**Extracted records**
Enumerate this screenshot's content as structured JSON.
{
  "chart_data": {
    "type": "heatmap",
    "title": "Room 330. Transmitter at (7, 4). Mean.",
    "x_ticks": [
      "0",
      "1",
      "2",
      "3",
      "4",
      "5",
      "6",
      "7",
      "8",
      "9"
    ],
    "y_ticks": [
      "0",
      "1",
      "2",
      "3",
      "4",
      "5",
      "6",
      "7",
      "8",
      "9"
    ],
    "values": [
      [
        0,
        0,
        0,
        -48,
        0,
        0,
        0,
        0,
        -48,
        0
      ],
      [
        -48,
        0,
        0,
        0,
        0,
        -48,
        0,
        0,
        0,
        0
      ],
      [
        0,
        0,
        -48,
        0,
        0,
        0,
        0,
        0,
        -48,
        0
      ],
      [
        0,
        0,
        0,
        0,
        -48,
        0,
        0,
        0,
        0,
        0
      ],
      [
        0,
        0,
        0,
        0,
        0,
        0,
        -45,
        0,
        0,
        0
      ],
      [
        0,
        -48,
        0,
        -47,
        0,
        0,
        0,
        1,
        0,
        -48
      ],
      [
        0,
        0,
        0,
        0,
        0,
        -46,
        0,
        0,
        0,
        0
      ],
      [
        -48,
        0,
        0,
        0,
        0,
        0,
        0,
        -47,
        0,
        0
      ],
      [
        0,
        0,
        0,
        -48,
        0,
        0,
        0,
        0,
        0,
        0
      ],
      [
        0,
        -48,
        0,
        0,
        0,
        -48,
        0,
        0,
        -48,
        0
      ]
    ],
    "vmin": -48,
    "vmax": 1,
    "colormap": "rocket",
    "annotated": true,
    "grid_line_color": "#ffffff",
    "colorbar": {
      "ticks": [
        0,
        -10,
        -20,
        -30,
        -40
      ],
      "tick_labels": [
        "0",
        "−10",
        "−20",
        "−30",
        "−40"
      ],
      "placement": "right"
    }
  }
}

**Problem requirements**
Give the data again, exactly as it stands.

**Output for this task**
Enumerate this screenshot's content as structured JSON.
{
  "chart_data": {
    "type": "heatmap",
    "title": "Room 330. Transmitter at (7, 4). Mean.",
    "x_ticks": [
      "0",
      "1",
      "2",
      "3",
      "4",
      "5",
      "6",
      "7",
      "8",
      "9"
    ],
    "y_ticks": [
      "0",
      "1",
      "2",
      "3",
      "4",
      "5",
      "6",
      "7",
      "8",
      "9"
    ],
    "values": [
      [
        0,
        0,
        0,
        -48,
        0,
        0,
        0,
        0,
        -48,
        0
      ],
      [
        -48,
        0,
        0,
        0,
        0,
        -48,
        0,
        0,
        0,
        0
      ],
      [
        0,
        0,
        -48,
        0,
        0,
        0,
        0,
        0,
        -48,
        0
      ],
      [
        0,
        0,
        0,
        0,
        -48,
        0,
        0,
        0,
        0,
        0
      ],
      [
        0,
        0,
        0,
        0,
        0,
        0,
        -45,
        0,
        0,
        0
      ],
      [
        0,
        -48,
        0,
        -47,
        0,
        0,
        0,
        1,
        0,
        -48
      ],
      [
        0,
        0,
        0,
        0,
        0,
        -46,
        0,
        0,
        0,
        0
      ],
      [
        -48,
        0,
        0,
        0,
        0,
        0,
        0,
        -47,
        0,
        0
      ],
      [
        0,
        0,
        0,
        -48,
        0,
        0,
        0,
        0,
        0,
        0
      ],
      [
        0,
        -48,
        0,
        0,
        0,
        -48,
        0,
        0,
        -48,
        0
      ]
    ],
    "vmin": -48,
    "vmax": 1,
    "colormap": "rocket",
    "annotated": true,
    "grid_line_color": "#ffffff",
    "colorbar": {
      "ticks": [
        0,
        -10,
        -20,
        -30,
        -40
      ],
      "tick_labels": [
        "0",
        "−10",
        "−20",
        "−30",
        "−40"
      ],
      "placement": "right"
    }
  }
}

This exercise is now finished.